◆ Job ◆
Copy each of the following records verbatim, line for line.

(Layout coordinate records)

══════════

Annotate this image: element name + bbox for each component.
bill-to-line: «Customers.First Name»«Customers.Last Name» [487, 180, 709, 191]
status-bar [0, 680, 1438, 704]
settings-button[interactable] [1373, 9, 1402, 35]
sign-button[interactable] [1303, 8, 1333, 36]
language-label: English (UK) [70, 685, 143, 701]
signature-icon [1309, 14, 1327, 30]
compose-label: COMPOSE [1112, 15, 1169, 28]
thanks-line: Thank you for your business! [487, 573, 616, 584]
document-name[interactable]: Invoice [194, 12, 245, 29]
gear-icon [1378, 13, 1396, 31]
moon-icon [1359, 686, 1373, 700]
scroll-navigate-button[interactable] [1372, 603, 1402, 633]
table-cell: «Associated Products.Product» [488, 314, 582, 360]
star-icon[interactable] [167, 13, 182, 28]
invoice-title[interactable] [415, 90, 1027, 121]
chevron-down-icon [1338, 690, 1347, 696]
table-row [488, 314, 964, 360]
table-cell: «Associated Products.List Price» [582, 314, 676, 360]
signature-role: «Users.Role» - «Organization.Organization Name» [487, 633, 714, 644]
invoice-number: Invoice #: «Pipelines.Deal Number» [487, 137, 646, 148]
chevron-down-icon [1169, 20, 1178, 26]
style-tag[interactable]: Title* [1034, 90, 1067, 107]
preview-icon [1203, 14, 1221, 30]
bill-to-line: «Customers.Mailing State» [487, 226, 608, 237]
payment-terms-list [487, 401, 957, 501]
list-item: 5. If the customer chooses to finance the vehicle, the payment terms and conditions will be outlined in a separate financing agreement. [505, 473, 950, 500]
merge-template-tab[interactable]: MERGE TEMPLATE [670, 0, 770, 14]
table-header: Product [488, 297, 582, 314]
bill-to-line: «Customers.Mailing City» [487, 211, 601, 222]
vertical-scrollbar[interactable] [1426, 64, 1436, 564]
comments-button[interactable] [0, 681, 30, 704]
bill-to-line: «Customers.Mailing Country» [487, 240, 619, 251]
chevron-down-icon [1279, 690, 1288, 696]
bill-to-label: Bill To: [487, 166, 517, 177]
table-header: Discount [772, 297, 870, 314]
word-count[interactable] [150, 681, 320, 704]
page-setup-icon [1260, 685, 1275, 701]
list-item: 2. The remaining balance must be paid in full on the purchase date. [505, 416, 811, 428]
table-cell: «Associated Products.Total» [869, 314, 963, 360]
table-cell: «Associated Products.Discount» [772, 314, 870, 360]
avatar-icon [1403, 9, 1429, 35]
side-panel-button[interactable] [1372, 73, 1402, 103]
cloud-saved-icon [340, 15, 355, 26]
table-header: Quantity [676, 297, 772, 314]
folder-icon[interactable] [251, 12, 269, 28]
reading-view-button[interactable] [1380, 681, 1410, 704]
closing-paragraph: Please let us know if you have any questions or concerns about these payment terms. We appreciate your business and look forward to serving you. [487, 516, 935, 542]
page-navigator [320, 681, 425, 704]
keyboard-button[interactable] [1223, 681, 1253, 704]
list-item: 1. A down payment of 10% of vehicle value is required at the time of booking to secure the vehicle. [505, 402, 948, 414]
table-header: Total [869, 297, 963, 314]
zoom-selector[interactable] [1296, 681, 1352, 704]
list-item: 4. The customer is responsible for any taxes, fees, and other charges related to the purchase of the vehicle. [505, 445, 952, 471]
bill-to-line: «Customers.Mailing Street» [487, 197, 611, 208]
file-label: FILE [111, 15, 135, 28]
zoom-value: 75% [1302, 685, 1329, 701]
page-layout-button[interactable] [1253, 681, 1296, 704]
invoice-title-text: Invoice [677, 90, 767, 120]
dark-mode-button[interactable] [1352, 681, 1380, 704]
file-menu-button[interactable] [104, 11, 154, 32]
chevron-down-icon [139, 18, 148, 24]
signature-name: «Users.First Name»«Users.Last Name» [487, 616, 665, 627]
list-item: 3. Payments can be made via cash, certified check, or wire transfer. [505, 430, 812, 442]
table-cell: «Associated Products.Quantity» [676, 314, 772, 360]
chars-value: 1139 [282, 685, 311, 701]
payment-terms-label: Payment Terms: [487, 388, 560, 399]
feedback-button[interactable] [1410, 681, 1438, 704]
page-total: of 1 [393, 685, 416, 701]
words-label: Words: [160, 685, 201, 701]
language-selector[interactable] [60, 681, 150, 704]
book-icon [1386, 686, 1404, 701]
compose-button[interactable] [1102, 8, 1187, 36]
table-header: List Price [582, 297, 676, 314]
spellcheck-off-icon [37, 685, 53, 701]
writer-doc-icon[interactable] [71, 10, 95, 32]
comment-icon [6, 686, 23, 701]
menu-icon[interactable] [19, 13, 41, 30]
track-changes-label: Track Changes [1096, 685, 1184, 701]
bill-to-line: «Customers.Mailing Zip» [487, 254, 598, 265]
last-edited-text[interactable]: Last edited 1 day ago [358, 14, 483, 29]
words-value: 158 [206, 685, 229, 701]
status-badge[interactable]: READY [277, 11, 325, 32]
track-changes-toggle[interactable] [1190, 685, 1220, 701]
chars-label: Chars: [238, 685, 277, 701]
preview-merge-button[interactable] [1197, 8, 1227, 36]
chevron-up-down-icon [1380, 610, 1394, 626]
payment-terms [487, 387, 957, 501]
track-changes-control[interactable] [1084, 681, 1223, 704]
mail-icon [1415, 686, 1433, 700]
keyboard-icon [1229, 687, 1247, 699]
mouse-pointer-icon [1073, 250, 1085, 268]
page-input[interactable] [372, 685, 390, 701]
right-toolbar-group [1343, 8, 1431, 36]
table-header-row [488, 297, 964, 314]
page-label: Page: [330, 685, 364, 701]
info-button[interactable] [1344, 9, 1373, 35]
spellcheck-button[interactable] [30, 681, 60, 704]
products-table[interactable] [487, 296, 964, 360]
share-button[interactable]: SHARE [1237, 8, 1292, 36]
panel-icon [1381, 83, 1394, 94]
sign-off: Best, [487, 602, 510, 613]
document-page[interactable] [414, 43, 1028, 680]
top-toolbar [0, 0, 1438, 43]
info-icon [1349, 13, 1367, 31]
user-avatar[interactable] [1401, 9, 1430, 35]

══════════

◆ Result for this exercise ◆
Annotate this image: element name + bbox for each component.
bill-to-line: «Customers.First Name»«Customers.Last Name» [487, 180, 709, 191]
status-bar [0, 680, 1438, 704]
settings-button[interactable] [1373, 9, 1402, 35]
sign-button[interactable] [1303, 8, 1333, 36]
language-label: English (UK) [70, 685, 143, 701]
signature-icon [1309, 14, 1327, 30]
compose-label: COMPOSE [1112, 15, 1169, 28]
thanks-line: Thank you for your business! [487, 573, 616, 584]
document-name[interactable]: Invoice [194, 12, 245, 29]
gear-icon [1378, 13, 1396, 31]
moon-icon [1359, 686, 1373, 700]
scroll-navigate-button[interactable] [1372, 603, 1402, 633]
table-cell: «Associated Products.Product» [488, 314, 582, 360]
star-icon[interactable] [167, 13, 182, 28]
invoice-title[interactable] [415, 90, 1027, 121]
chevron-down-icon [1338, 690, 1347, 696]
table-row [488, 314, 964, 360]
table-cell: «Associated Products.List Price» [582, 314, 676, 360]
signature-role: «Users.Role» - «Organization.Organization Name» [487, 633, 714, 644]
invoice-number: Invoice #: «Pipelines.Deal Number» [487, 137, 646, 148]
chevron-down-icon [1169, 20, 1178, 26]
style-tag[interactable]: Title* [1034, 90, 1067, 107]
preview-icon [1203, 14, 1221, 30]
bill-to-line: «Customers.Mailing State» [487, 226, 608, 237]
payment-terms-list [487, 401, 957, 501]
list-item: 5. If the customer chooses to finance the vehicle, the payment terms and conditions will be outlined in a separate financing agreement. [505, 473, 950, 500]
merge-template-tab[interactable]: MERGE TEMPLATE [670, 0, 770, 14]
table-header: Product [488, 297, 582, 314]
bill-to-line: «Customers.Mailing City» [487, 211, 601, 222]
vertical-scrollbar[interactable] [1426, 64, 1436, 564]
comments-button[interactable] [0, 681, 30, 704]
bill-to-line: «Customers.Mailing Country» [487, 240, 619, 251]
chevron-down-icon [1279, 690, 1288, 696]
bill-to-label: Bill To: [487, 166, 517, 177]
table-header: Discount [772, 297, 870, 314]
word-count[interactable] [150, 681, 320, 704]
page-setup-icon [1260, 685, 1275, 701]
list-item: 2. The remaining balance must be paid in full on the purchase date. [505, 416, 811, 428]
table-cell: «Associated Products.Total» [869, 314, 963, 360]
table-cell: «Associated Products.Discount» [772, 314, 870, 360]
avatar-icon [1403, 9, 1429, 35]
side-panel-button[interactable] [1372, 73, 1402, 103]
cloud-saved-icon [340, 15, 355, 26]
table-header: Quantity [676, 297, 772, 314]
folder-icon[interactable] [251, 12, 269, 28]
reading-view-button[interactable] [1380, 681, 1410, 704]
closing-paragraph: Please let us know if you have any questions or concerns about these payment terms. We appreciate your business and look forward to serving you. [487, 516, 935, 542]
page-navigator [320, 681, 425, 704]
keyboard-button[interactable] [1223, 681, 1253, 704]
list-item: 1. A down payment of 10% of vehicle value is required at the time of booking to secure the vehicle. [505, 402, 948, 414]
table-header: Total [869, 297, 963, 314]
zoom-selector[interactable] [1296, 681, 1352, 704]
list-item: 4. The customer is responsible for any taxes, fees, and other charges related to the purchase of the vehicle. [505, 445, 952, 471]
bill-to-line: «Customers.Mailing Street» [487, 197, 611, 208]
file-label: FILE [111, 15, 135, 28]
zoom-value: 75% [1302, 685, 1329, 701]
page-layout-button[interactable] [1253, 681, 1296, 704]
invoice-title-text: Invoice [677, 90, 767, 120]
dark-mode-button[interactable] [1352, 681, 1380, 704]
file-menu-button[interactable] [104, 11, 154, 32]
chevron-down-icon [139, 18, 148, 24]
signature-name: «Users.First Name»«Users.Last Name» [487, 616, 665, 627]
list-item: 3. Payments can be made via cash, certified check, or wire transfer. [505, 430, 812, 442]
table-cell: «Associated Products.Quantity» [676, 314, 772, 360]
chars-value: 1139 [282, 685, 311, 701]
payment-terms-label: Payment Terms: [487, 388, 560, 399]
feedback-button[interactable] [1410, 681, 1438, 704]
page-total: of 1 [393, 685, 416, 701]
words-label: Words: [160, 685, 201, 701]
language-selector[interactable] [60, 681, 150, 704]
book-icon [1386, 686, 1404, 701]
compose-button[interactable] [1102, 8, 1187, 36]
table-header: List Price [582, 297, 676, 314]
spellcheck-off-icon [37, 685, 53, 701]
writer-doc-icon[interactable] [71, 10, 95, 32]
comment-icon [6, 686, 23, 701]
menu-icon[interactable] [19, 13, 41, 30]
track-changes-label: Track Changes [1096, 685, 1184, 701]
bill-to-line: «Customers.Mailing Zip» [487, 254, 598, 265]
last-edited-text[interactable]: Last edited 1 day ago [358, 14, 483, 29]
words-value: 158 [206, 685, 229, 701]
status-badge[interactable]: READY [277, 11, 325, 32]
track-changes-toggle[interactable] [1190, 685, 1220, 701]
chars-label: Chars: [238, 685, 277, 701]
preview-merge-button[interactable] [1197, 8, 1227, 36]
chevron-up-down-icon [1380, 610, 1394, 626]
payment-terms [487, 387, 957, 501]
track-changes-control[interactable] [1084, 681, 1223, 704]
mail-icon [1415, 686, 1433, 700]
keyboard-icon [1229, 687, 1247, 699]
mouse-pointer-icon [1073, 250, 1085, 268]
page-input[interactable] [372, 685, 390, 701]
right-toolbar-group [1343, 8, 1431, 36]
table-header-row [488, 297, 964, 314]
page-label: Page: [330, 685, 364, 701]
info-button[interactable] [1344, 9, 1373, 35]
spellcheck-button[interactable] [30, 681, 60, 704]
products-table[interactable] [487, 296, 964, 360]
share-button[interactable]: SHARE [1237, 8, 1292, 36]
panel-icon [1381, 83, 1394, 94]
sign-off: Best, [487, 602, 510, 613]
document-page[interactable] [414, 43, 1028, 680]
top-toolbar [0, 0, 1438, 43]
info-icon [1349, 13, 1367, 31]
user-avatar[interactable] [1401, 9, 1430, 35]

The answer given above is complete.